Repeat the material exactly, every line of it.
— START OF RECORDS FOR THE EXERCISE —
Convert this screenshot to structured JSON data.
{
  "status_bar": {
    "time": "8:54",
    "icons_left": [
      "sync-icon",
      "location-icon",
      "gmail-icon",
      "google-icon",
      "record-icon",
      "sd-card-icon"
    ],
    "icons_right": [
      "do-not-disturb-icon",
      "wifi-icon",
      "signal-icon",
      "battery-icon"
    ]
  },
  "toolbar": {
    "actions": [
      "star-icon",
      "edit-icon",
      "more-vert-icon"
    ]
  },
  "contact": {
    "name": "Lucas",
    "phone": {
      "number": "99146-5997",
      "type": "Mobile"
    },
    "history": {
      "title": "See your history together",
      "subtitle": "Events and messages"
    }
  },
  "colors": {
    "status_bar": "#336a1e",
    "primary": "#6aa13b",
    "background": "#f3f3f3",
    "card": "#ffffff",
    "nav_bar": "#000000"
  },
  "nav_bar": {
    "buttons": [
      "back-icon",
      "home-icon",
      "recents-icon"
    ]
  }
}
— END OF RECORDS FOR THE EXERCISE —
- **FULL SOLUTION**
Convert this screenshot to structured JSON data.
{
  "status_bar": {
    "time": "8:54",
    "icons_left": [
      "sync-icon",
      "location-icon",
      "gmail-icon",
      "google-icon",
      "record-icon",
      "sd-card-icon"
    ],
    "icons_right": [
      "do-not-disturb-icon",
      "wifi-icon",
      "signal-icon",
      "battery-icon"
    ]
  },
  "toolbar": {
    "actions": [
      "star-icon",
      "edit-icon",
      "more-vert-icon"
    ]
  },
  "contact": {
    "name": "Lucas",
    "phone": {
      "number": "99146-5997",
      "type": "Mobile"
    },
    "history": {
      "title": "See your history together",
      "subtitle": "Events and messages"
    }
  },
  "colors": {
    "status_bar": "#336a1e",
    "primary": "#6aa13b",
    "background": "#f3f3f3",
    "card": "#ffffff",
    "nav_bar": "#000000"
  },
  "nav_bar": {
    "buttons": [
      "back-icon",
      "home-icon",
      "recents-icon"
    ]
  }
}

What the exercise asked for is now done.